— Start —

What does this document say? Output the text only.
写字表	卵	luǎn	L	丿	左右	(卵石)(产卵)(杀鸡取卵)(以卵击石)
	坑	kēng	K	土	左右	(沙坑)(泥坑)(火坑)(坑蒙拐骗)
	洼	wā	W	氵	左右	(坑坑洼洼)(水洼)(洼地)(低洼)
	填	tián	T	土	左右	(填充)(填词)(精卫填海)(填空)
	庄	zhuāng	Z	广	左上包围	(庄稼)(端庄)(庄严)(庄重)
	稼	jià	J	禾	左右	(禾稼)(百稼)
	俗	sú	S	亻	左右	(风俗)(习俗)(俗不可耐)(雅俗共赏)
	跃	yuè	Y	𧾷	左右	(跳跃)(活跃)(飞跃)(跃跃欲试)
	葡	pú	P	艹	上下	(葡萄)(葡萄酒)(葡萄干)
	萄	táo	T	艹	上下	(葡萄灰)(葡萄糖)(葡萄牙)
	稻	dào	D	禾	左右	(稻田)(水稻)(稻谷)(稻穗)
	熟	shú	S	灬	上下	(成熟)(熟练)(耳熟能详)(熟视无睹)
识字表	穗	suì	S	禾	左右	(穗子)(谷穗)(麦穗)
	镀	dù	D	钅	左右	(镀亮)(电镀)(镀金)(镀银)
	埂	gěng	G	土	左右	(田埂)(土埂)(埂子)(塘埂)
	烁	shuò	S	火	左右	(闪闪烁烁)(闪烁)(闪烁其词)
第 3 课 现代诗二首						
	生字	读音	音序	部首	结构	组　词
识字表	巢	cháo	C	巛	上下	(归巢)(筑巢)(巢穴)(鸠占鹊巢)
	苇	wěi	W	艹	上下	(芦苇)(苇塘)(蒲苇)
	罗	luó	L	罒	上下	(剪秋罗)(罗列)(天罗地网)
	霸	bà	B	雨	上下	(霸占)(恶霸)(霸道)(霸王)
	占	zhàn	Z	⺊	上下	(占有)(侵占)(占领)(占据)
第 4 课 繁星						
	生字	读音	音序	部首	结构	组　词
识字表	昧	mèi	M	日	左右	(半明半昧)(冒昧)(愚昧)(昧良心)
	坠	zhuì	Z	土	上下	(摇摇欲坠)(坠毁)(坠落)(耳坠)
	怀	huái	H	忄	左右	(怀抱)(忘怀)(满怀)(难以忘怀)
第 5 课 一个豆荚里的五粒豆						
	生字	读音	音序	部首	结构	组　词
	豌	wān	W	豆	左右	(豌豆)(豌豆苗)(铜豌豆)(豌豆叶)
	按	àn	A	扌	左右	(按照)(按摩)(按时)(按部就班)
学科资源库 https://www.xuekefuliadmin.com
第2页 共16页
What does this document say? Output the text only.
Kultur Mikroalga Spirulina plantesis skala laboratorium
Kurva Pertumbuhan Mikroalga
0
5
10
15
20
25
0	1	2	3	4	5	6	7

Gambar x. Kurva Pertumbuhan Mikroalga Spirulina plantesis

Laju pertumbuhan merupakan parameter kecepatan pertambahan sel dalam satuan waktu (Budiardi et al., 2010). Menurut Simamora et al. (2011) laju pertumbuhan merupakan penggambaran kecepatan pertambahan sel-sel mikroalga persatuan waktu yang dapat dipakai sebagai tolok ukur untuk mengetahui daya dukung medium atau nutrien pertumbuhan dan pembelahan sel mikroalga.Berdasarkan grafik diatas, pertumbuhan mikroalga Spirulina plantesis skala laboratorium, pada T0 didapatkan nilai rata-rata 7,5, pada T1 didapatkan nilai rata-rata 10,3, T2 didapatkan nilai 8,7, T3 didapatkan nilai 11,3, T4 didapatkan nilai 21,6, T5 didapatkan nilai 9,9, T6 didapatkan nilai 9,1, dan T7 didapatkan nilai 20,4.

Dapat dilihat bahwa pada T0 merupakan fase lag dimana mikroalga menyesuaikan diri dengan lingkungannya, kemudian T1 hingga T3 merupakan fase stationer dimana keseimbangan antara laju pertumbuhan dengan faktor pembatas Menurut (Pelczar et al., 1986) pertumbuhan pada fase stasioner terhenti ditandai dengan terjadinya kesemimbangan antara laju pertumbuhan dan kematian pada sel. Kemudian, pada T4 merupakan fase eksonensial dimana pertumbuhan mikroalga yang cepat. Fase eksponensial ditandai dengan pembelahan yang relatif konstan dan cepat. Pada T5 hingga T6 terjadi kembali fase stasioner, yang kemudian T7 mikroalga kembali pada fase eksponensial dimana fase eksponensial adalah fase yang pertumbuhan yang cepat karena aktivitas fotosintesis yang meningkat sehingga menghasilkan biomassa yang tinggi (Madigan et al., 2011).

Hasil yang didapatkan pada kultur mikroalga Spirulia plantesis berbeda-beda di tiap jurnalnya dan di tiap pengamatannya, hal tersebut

— End —

WHAT THE TASK REQUIRES —
Give back each line above precisely as it stands.

TASK RESULT —
What does this document say? Output the text only.
写字表	卵	luǎn	L	丿	左右	(卵石)(产卵)(杀鸡取卵)(以卵击石)
	坑	kēng	K	土	左右	(沙坑)(泥坑)(火坑)(坑蒙拐骗)
	洼	wā	W	氵	左右	(坑坑洼洼)(水洼)(洼地)(低洼)
	填	tián	T	土	左右	(填充)(填词)(精卫填海)(填空)
	庄	zhuāng	Z	广	左上包围	(庄稼)(端庄)(庄严)(庄重)
	稼	jià	J	禾	左右	(禾稼)(百稼)
	俗	sú	S	亻	左右	(风俗)(习俗)(俗不可耐)(雅俗共赏)
	跃	yuè	Y	𧾷	左右	(跳跃)(活跃)(飞跃)(跃跃欲试)
	葡	pú	P	艹	上下	(葡萄)(葡萄酒)(葡萄干)
	萄	táo	T	艹	上下	(葡萄灰)(葡萄糖)(葡萄牙)
	稻	dào	D	禾	左右	(稻田)(水稻)(稻谷)(稻穗)
	熟	shú	S	灬	上下	(成熟)(熟练)(耳熟能详)(熟视无睹)
识字表	穗	suì	S	禾	左右	(穗子)(谷穗)(麦穗)
	镀	dù	D	钅	左右	(镀亮)(电镀)(镀金)(镀银)
	埂	gěng	G	土	左右	(田埂)(土埂)(埂子)(塘埂)
	烁	shuò	S	火	左右	(闪闪烁烁)(闪烁)(闪烁其词)
第 3 课 现代诗二首						
	生字	读音	音序	部首	结构	组　词
识字表	巢	cháo	C	巛	上下	(归巢)(筑巢)(巢穴)(鸠占鹊巢)
	苇	wěi	W	艹	上下	(芦苇)(苇塘)(蒲苇)
	罗	luó	L	罒	上下	(剪秋罗)(罗列)(天罗地网)
	霸	bà	B	雨	上下	(霸占)(恶霸)(霸道)(霸王)
	占	zhàn	Z	⺊	上下	(占有)(侵占)(占领)(占据)
第 4 课 繁星						
	生字	读音	音序	部首	结构	组　词
识字表	昧	mèi	M	日	左右	(半明半昧)(冒昧)(愚昧)(昧良心)
	坠	zhuì	Z	土	上下	(摇摇欲坠)(坠毁)(坠落)(耳坠)
	怀	huái	H	忄	左右	(怀抱)(忘怀)(满怀)(难以忘怀)
第 5 课 一个豆荚里的五粒豆						
	生字	读音	音序	部首	结构	组　词
	豌	wān	W	豆	左右	(豌豆)(豌豆苗)(铜豌豆)(豌豆叶)
	按	àn	A	扌	左右	(按照)(按摩)(按时)(按部就班)
学科资源库 https://www.xuekefuliadmin.com
第2页 共16页
What does this document say? Output the text only.
Kultur Mikroalga Spirulina plantesis skala laboratorium
Kurva Pertumbuhan Mikroalga
0
5
10
15
20
25
0	1	2	3	4	5	6	7

Gambar x. Kurva Pertumbuhan Mikroalga Spirulina plantesis

Laju pertumbuhan merupakan parameter kecepatan pertambahan sel dalam satuan waktu (Budiardi et al., 2010). Menurut Simamora et al. (2011) laju pertumbuhan merupakan penggambaran kecepatan pertambahan sel-sel mikroalga persatuan waktu yang dapat dipakai sebagai tolok ukur untuk mengetahui daya dukung medium atau nutrien pertumbuhan dan pembelahan sel mikroalga.Berdasarkan grafik diatas, pertumbuhan mikroalga Spirulina plantesis skala laboratorium, pada T0 didapatkan nilai rata-rata 7,5, pada T1 didapatkan nilai rata-rata 10,3, T2 didapatkan nilai 8,7, T3 didapatkan nilai 11,3, T4 didapatkan nilai 21,6, T5 didapatkan nilai 9,9, T6 didapatkan nilai 9,1, dan T7 didapatkan nilai 20,4.

Dapat dilihat bahwa pada T0 merupakan fase lag dimana mikroalga menyesuaikan diri dengan lingkungannya, kemudian T1 hingga T3 merupakan fase stationer dimana keseimbangan antara laju pertumbuhan dengan faktor pembatas Menurut (Pelczar et al., 1986) pertumbuhan pada fase stasioner terhenti ditandai dengan terjadinya kesemimbangan antara laju pertumbuhan dan kematian pada sel. Kemudian, pada T4 merupakan fase eksonensial dimana pertumbuhan mikroalga yang cepat. Fase eksponensial ditandai dengan pembelahan yang relatif konstan dan cepat. Pada T5 hingga T6 terjadi kembali fase stasioner, yang kemudian T7 mikroalga kembali pada fase eksponensial dimana fase eksponensial adalah fase yang pertumbuhan yang cepat karena aktivitas fotosintesis yang meningkat sehingga menghasilkan biomassa yang tinggi (Madigan et al., 2011).

Hasil yang didapatkan pada kultur mikroalga Spirulia plantesis berbeda-beda di tiap jurnalnya dan di tiap pengamatannya, hal tersebut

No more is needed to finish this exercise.